> _DESCRIPTION OF THE TASK_: Locate every line in the records below that holds the word "Paul" and return each one.

> _DATASET EXTRACT_:
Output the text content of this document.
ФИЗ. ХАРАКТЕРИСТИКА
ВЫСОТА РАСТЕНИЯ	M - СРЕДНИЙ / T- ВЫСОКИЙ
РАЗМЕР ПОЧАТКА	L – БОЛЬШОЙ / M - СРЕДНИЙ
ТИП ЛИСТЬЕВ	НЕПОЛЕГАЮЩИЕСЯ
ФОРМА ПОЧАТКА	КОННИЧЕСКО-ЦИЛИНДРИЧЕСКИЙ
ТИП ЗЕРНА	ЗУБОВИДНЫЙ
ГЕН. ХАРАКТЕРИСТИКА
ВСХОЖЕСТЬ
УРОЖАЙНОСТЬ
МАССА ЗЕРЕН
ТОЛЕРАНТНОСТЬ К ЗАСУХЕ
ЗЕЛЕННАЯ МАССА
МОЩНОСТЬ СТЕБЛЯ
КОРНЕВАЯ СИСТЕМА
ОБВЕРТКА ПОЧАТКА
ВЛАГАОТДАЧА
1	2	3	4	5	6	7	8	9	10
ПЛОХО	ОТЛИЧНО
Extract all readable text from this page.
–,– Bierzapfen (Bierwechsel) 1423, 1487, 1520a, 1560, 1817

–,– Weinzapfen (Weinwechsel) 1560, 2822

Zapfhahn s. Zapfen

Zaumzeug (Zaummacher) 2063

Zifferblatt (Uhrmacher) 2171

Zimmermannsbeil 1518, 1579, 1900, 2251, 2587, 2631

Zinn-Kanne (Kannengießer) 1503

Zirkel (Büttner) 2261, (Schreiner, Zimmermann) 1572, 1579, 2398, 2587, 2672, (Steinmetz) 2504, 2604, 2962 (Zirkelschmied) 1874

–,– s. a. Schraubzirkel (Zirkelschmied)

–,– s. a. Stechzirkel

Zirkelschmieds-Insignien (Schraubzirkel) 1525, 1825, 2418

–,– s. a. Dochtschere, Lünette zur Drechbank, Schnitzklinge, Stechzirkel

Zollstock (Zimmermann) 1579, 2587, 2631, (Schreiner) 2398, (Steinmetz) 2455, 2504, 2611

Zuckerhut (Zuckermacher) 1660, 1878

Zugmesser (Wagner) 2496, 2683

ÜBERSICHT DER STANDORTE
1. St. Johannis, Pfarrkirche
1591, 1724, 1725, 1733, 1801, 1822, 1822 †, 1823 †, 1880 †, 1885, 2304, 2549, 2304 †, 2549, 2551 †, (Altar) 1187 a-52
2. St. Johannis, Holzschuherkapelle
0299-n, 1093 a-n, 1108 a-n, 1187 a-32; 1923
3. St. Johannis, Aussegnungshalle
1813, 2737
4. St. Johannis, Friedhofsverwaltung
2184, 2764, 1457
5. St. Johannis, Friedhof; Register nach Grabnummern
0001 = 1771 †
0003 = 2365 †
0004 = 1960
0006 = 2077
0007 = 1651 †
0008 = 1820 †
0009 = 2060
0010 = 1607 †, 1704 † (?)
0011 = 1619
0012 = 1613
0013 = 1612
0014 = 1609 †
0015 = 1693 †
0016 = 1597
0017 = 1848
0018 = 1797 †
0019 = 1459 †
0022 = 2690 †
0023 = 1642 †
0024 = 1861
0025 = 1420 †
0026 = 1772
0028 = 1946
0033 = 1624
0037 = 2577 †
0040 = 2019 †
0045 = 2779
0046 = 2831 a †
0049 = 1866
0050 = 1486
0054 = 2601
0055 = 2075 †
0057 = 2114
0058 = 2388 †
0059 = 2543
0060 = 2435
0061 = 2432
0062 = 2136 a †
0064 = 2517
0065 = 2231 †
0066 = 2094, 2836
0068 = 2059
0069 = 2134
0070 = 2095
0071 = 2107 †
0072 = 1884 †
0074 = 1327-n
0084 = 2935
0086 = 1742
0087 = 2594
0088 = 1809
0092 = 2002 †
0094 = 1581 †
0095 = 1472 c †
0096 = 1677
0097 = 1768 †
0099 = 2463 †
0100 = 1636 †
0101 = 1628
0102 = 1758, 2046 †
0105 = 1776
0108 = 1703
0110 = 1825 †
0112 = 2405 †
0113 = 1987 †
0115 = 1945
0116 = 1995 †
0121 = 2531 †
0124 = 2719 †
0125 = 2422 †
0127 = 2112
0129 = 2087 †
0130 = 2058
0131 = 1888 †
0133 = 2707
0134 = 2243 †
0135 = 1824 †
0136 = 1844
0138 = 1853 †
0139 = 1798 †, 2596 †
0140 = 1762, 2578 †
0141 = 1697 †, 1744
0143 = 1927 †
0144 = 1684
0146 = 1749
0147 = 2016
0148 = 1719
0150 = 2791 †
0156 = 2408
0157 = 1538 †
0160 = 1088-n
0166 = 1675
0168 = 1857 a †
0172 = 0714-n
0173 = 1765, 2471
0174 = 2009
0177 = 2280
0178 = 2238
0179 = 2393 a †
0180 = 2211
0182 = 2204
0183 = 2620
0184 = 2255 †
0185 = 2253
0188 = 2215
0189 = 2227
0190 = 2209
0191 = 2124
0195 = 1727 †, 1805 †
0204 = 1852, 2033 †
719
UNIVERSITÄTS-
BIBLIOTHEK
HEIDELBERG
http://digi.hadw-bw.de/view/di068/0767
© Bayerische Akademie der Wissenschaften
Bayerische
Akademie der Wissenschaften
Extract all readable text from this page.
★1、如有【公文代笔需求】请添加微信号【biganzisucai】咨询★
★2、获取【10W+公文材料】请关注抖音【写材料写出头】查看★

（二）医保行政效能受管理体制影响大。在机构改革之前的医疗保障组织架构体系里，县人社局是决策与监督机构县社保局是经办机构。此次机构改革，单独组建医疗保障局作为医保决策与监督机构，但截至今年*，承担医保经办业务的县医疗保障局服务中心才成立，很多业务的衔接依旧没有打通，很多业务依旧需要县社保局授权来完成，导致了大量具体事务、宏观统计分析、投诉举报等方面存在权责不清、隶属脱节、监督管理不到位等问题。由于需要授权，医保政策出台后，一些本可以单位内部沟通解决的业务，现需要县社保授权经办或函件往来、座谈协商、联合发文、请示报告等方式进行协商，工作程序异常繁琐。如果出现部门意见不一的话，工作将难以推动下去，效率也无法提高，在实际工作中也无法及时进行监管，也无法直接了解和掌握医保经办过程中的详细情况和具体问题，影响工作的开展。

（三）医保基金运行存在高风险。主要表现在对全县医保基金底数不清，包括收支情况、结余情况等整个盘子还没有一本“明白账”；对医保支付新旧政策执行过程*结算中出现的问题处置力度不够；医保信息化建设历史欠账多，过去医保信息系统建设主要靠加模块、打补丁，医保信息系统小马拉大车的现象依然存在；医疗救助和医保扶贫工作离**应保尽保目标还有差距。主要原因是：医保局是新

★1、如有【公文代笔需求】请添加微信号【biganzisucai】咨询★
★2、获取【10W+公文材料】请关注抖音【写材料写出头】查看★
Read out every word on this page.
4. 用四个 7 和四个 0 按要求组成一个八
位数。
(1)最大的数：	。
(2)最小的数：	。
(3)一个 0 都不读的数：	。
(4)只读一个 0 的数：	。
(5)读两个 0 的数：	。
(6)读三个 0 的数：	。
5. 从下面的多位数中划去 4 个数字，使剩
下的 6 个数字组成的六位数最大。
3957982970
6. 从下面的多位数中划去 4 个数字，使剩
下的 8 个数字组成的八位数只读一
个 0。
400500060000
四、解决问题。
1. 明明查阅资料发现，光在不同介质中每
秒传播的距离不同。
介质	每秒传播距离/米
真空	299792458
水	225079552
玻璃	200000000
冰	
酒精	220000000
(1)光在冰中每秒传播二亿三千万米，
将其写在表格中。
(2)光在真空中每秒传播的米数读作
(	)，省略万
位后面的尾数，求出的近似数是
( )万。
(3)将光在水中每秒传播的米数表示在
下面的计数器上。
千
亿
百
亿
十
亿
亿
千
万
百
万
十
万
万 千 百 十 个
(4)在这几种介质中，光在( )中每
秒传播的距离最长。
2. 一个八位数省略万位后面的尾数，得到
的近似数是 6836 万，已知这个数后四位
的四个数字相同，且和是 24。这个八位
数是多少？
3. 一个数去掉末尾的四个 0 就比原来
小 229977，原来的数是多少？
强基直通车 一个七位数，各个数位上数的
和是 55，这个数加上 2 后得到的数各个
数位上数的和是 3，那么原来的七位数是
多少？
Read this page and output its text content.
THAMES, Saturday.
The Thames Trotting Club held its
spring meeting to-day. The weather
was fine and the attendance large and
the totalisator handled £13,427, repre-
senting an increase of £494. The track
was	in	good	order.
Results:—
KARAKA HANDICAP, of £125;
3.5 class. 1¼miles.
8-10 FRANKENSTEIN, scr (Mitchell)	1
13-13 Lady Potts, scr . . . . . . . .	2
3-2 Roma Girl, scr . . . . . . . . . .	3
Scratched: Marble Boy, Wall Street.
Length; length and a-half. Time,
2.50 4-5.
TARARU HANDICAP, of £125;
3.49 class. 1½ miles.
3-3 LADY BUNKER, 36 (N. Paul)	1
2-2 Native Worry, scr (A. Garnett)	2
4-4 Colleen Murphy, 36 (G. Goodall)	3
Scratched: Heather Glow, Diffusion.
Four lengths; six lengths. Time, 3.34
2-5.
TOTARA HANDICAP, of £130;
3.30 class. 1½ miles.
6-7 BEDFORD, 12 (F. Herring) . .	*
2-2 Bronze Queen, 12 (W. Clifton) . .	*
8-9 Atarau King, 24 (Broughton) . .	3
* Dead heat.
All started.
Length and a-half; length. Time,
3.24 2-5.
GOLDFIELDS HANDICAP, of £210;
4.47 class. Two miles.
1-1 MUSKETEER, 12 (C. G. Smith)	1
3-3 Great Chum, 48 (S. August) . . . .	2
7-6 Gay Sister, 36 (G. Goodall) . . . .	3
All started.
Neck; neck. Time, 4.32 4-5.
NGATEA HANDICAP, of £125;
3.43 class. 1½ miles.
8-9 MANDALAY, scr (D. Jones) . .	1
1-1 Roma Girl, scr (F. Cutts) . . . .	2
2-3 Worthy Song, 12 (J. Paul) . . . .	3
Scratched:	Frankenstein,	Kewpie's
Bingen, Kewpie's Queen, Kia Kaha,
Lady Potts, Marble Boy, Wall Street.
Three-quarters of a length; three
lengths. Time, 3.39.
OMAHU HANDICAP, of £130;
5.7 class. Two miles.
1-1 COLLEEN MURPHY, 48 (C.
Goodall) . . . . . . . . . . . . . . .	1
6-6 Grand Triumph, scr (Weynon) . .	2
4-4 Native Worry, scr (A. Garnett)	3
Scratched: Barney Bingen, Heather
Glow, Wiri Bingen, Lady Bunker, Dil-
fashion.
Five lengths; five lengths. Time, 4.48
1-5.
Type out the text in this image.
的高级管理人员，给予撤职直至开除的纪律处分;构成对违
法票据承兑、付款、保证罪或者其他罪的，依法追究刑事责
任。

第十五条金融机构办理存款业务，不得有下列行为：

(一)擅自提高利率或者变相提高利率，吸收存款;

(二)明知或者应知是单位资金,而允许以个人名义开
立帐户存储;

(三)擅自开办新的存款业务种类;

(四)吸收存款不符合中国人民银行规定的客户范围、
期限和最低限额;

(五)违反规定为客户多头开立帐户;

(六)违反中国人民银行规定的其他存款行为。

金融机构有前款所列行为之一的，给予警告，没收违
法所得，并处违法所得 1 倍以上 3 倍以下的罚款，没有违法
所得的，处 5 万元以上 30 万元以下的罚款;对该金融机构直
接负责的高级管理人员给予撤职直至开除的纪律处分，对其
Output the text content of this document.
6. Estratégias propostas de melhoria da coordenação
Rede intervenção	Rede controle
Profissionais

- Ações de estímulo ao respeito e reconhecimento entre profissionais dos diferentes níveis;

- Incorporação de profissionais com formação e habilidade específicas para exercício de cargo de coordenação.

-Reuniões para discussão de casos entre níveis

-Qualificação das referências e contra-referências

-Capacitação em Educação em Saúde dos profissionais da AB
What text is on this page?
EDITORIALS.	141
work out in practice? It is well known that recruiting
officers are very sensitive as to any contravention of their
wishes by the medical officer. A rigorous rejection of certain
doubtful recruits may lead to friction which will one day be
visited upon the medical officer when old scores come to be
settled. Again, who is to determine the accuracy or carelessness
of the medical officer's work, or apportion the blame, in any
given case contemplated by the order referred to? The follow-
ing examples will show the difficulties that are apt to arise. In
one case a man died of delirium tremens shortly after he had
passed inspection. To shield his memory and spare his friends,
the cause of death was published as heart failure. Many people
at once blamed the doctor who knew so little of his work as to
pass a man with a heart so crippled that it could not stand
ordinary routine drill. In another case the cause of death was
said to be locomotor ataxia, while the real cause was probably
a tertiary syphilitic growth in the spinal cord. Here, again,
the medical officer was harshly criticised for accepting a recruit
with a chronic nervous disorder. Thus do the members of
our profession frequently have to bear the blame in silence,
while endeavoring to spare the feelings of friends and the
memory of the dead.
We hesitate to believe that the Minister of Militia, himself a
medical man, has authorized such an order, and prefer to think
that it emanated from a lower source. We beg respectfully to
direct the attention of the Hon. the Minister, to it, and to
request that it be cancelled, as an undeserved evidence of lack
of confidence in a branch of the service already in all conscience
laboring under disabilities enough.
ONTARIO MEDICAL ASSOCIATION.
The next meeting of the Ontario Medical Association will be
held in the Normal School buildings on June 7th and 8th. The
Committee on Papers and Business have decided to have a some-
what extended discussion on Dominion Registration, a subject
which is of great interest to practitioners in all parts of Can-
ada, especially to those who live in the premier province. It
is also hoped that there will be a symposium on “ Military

> _FINAL RESULT_:
3-3 LADY BUNKER, 36 (N. Paul)	1
2-3 Worthy Song, 12 (J. Paul) . . . .	3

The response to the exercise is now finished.